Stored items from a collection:
Start
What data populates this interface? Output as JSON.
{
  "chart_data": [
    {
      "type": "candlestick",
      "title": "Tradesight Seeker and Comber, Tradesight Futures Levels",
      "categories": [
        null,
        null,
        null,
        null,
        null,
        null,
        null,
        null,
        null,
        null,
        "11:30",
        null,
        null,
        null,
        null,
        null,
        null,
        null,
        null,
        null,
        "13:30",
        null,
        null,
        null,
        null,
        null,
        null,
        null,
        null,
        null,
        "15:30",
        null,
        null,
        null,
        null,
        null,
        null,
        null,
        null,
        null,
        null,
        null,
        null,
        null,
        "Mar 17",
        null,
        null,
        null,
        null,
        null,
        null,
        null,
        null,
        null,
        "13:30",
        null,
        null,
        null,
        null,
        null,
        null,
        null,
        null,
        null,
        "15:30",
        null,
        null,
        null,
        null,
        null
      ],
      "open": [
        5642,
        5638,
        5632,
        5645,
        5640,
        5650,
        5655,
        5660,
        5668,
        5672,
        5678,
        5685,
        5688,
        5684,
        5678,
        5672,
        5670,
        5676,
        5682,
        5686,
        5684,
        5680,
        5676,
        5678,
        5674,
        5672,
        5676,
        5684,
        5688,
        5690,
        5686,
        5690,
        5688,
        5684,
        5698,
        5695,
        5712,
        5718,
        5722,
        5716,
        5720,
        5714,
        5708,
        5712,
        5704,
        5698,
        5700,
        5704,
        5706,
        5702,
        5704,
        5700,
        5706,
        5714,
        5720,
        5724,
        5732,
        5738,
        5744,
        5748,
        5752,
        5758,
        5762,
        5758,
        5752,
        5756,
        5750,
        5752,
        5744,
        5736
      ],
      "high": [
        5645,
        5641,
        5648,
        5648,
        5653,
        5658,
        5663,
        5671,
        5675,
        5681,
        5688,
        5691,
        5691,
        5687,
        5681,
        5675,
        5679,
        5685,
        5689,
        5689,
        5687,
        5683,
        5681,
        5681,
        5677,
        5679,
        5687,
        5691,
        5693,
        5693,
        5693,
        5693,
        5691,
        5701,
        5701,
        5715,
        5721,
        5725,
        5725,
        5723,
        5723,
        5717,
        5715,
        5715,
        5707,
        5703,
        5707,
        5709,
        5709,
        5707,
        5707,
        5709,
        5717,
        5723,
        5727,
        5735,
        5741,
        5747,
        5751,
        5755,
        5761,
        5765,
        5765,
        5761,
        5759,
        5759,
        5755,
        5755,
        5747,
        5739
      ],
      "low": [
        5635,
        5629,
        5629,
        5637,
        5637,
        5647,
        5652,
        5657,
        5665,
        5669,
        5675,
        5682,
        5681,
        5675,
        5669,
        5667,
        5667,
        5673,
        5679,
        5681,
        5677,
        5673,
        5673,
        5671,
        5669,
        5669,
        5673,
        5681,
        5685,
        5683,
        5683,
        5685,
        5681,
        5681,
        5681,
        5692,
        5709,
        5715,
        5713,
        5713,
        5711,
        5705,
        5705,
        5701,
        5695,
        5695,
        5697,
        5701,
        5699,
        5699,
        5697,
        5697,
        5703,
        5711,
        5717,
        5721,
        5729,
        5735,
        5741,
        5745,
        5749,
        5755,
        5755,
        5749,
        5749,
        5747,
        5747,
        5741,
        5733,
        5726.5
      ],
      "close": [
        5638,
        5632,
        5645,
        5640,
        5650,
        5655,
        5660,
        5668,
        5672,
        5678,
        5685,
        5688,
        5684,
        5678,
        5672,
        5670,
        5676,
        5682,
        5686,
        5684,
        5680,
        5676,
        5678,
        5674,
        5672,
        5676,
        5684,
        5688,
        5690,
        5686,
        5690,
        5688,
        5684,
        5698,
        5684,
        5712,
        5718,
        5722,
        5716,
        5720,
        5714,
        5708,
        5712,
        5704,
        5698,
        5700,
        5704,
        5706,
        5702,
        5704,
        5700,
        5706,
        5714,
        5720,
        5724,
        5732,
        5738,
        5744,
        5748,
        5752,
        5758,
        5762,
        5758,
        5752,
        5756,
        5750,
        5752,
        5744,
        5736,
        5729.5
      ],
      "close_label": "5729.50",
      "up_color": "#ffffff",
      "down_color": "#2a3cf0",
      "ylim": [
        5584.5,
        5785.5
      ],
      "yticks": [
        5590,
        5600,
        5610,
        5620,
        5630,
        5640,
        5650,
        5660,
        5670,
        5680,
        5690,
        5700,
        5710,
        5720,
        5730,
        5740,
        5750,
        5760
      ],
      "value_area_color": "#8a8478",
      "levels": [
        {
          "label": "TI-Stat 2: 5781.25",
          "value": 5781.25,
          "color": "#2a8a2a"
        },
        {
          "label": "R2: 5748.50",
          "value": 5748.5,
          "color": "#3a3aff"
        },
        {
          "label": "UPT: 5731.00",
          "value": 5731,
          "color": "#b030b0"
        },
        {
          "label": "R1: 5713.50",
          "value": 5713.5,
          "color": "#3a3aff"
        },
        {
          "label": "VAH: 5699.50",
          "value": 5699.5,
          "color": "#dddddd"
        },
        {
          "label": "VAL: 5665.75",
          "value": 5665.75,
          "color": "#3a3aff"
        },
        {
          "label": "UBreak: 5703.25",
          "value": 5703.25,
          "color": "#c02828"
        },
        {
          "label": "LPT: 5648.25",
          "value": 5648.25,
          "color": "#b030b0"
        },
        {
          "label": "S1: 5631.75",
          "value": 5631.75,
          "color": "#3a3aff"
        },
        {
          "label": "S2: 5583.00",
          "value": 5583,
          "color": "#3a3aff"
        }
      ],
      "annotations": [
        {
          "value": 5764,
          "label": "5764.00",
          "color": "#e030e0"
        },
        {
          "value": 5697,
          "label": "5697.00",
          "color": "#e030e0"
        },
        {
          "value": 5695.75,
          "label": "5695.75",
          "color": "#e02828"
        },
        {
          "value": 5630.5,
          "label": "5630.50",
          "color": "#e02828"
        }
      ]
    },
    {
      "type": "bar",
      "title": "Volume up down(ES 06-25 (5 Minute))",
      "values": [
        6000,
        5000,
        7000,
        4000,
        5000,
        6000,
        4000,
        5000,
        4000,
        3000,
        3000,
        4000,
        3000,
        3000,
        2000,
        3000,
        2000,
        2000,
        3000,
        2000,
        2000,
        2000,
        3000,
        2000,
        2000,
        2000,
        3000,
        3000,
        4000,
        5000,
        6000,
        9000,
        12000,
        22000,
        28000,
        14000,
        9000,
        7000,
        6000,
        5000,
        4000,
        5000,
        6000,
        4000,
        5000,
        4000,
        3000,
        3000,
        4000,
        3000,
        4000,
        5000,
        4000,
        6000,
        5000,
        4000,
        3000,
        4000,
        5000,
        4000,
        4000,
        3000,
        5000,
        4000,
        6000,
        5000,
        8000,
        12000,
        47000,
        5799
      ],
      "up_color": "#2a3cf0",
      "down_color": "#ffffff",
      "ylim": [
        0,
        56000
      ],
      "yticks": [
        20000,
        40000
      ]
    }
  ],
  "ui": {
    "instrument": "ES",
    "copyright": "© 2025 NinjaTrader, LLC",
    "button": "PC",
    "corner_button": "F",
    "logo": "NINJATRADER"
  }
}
End
Return the listing above in its exact form.

Full output:
What data populates this interface? Output as JSON.
{
  "chart_data": [
    {
      "type": "candlestick",
      "title": "Tradesight Seeker and Comber, Tradesight Futures Levels",
      "categories": [
        null,
        null,
        null,
        null,
        null,
        null,
        null,
        null,
        null,
        null,
        "11:30",
        null,
        null,
        null,
        null,
        null,
        null,
        null,
        null,
        null,
        "13:30",
        null,
        null,
        null,
        null,
        null,
        null,
        null,
        null,
        null,
        "15:30",
        null,
        null,
        null,
        null,
        null,
        null,
        null,
        null,
        null,
        null,
        null,
        null,
        null,
        "Mar 17",
        null,
        null,
        null,
        null,
        null,
        null,
        null,
        null,
        null,
        "13:30",
        null,
        null,
        null,
        null,
        null,
        null,
        null,
        null,
        null,
        "15:30",
        null,
        null,
        null,
        null,
        null
      ],
      "open": [
        5642,
        5638,
        5632,
        5645,
        5640,
        5650,
        5655,
        5660,
        5668,
        5672,
        5678,
        5685,
        5688,
        5684,
        5678,
        5672,
        5670,
        5676,
        5682,
        5686,
        5684,
        5680,
        5676,
        5678,
        5674,
        5672,
        5676,
        5684,
        5688,
        5690,
        5686,
        5690,
        5688,
        5684,
        5698,
        5695,
        5712,
        5718,
        5722,
        5716,
        5720,
        5714,
        5708,
        5712,
        5704,
        5698,
        5700,
        5704,
        5706,
        5702,
        5704,
        5700,
        5706,
        5714,
        5720,
        5724,
        5732,
        5738,
        5744,
        5748,
        5752,
        5758,
        5762,
        5758,
        5752,
        5756,
        5750,
        5752,
        5744,
        5736
      ],
      "high": [
        5645,
        5641,
        5648,
        5648,
        5653,
        5658,
        5663,
        5671,
        5675,
        5681,
        5688,
        5691,
        5691,
        5687,
        5681,
        5675,
        5679,
        5685,
        5689,
        5689,
        5687,
        5683,
        5681,
        5681,
        5677,
        5679,
        5687,
        5691,
        5693,
        5693,
        5693,
        5693,
        5691,
        5701,
        5701,
        5715,
        5721,
        5725,
        5725,
        5723,
        5723,
        5717,
        5715,
        5715,
        5707,
        5703,
        5707,
        5709,
        5709,
        5707,
        5707,
        5709,
        5717,
        5723,
        5727,
        5735,
        5741,
        5747,
        5751,
        5755,
        5761,
        5765,
        5765,
        5761,
        5759,
        5759,
        5755,
        5755,
        5747,
        5739
      ],
      "low": [
        5635,
        5629,
        5629,
        5637,
        5637,
        5647,
        5652,
        5657,
        5665,
        5669,
        5675,
        5682,
        5681,
        5675,
        5669,
        5667,
        5667,
        5673,
        5679,
        5681,
        5677,
        5673,
        5673,
        5671,
        5669,
        5669,
        5673,
        5681,
        5685,
        5683,
        5683,
        5685,
        5681,
        5681,
        5681,
        5692,
        5709,
        5715,
        5713,
        5713,
        5711,
        5705,
        5705,
        5701,
        5695,
        5695,
        5697,
        5701,
        5699,
        5699,
        5697,
        5697,
        5703,
        5711,
        5717,
        5721,
        5729,
        5735,
        5741,
        5745,
        5749,
        5755,
        5755,
        5749,
        5749,
        5747,
        5747,
        5741,
        5733,
        5726.5
      ],
      "close": [
        5638,
        5632,
        5645,
        5640,
        5650,
        5655,
        5660,
        5668,
        5672,
        5678,
        5685,
        5688,
        5684,
        5678,
        5672,
        5670,
        5676,
        5682,
        5686,
        5684,
        5680,
        5676,
        5678,
        5674,
        5672,
        5676,
        5684,
        5688,
        5690,
        5686,
        5690,
        5688,
        5684,
        5698,
        5684,
        5712,
        5718,
        5722,
        5716,
        5720,
        5714,
        5708,
        5712,
        5704,
        5698,
        5700,
        5704,
        5706,
        5702,
        5704,
        5700,
        5706,
        5714,
        5720,
        5724,
        5732,
        5738,
        5744,
        5748,
        5752,
        5758,
        5762,
        5758,
        5752,
        5756,
        5750,
        5752,
        5744,
        5736,
        5729.5
      ],
      "close_label": "5729.50",
      "up_color": "#ffffff",
      "down_color": "#2a3cf0",
      "ylim": [
        5584.5,
        5785.5
      ],
      "yticks": [
        5590,
        5600,
        5610,
        5620,
        5630,
        5640,
        5650,
        5660,
        5670,
        5680,
        5690,
        5700,
        5710,
        5720,
        5730,
        5740,
        5750,
        5760
      ],
      "value_area_color": "#8a8478",
      "levels": [
        {
          "label": "TI-Stat 2: 5781.25",
          "value": 5781.25,
          "color": "#2a8a2a"
        },
        {
          "label": "R2: 5748.50",
          "value": 5748.5,
          "color": "#3a3aff"
        },
        {
          "label": "UPT: 5731.00",
          "value": 5731,
          "color": "#b030b0"
        },
        {
          "label": "R1: 5713.50",
          "value": 5713.5,
          "color": "#3a3aff"
        },
        {
          "label": "VAH: 5699.50",
          "value": 5699.5,
          "color": "#dddddd"
        },
        {
          "label": "VAL: 5665.75",
          "value": 5665.75,
          "color": "#3a3aff"
        },
        {
          "label": "UBreak: 5703.25",
          "value": 5703.25,
          "color": "#c02828"
        },
        {
          "label": "LPT: 5648.25",
          "value": 5648.25,
          "color": "#b030b0"
        },
        {
          "label": "S1: 5631.75",
          "value": 5631.75,
          "color": "#3a3aff"
        },
        {
          "label": "S2: 5583.00",
          "value": 5583,
          "color": "#3a3aff"
        }
      ],
      "annotations": [
        {
          "value": 5764,
          "label": "5764.00",
          "color": "#e030e0"
        },
        {
          "value": 5697,
          "label": "5697.00",
          "color": "#e030e0"
        },
        {
          "value": 5695.75,
          "label": "5695.75",
          "color": "#e02828"
        },
        {
          "value": 5630.5,
          "label": "5630.50",
          "color": "#e02828"
        }
      ]
    },
    {
      "type": "bar",
      "title": "Volume up down(ES 06-25 (5 Minute))",
      "values": [
        6000,
        5000,
        7000,
        4000,
        5000,
        6000,
        4000,
        5000,
        4000,
        3000,
        3000,
        4000,
        3000,
        3000,
        2000,
        3000,
        2000,
        2000,
        3000,
        2000,
        2000,
        2000,
        3000,
        2000,
        2000,
        2000,
        3000,
        3000,
        4000,
        5000,
        6000,
        9000,
        12000,
        22000,
        28000,
        14000,
        9000,
        7000,
        6000,
        5000,
        4000,
        5000,
        6000,
        4000,
        5000,
        4000,
        3000,
        3000,
        4000,
        3000,
        4000,
        5000,
        4000,
        6000,
        5000,
        4000,
        3000,
        4000,
        5000,
        4000,
        4000,
        3000,
        5000,
        4000,
        6000,
        5000,
        8000,
        12000,
        47000,
        5799
      ],
      "up_color": "#2a3cf0",
      "down_color": "#ffffff",
      "ylim": [
        0,
        56000
      ],
      "yticks": [
        20000,
        40000
      ]
    }
  ],
  "ui": {
    "instrument": "ES",
    "copyright": "© 2025 NinjaTrader, LLC",
    "button": "PC",
    "corner_button": "F",
    "logo": "NINJATRADER"
  }
}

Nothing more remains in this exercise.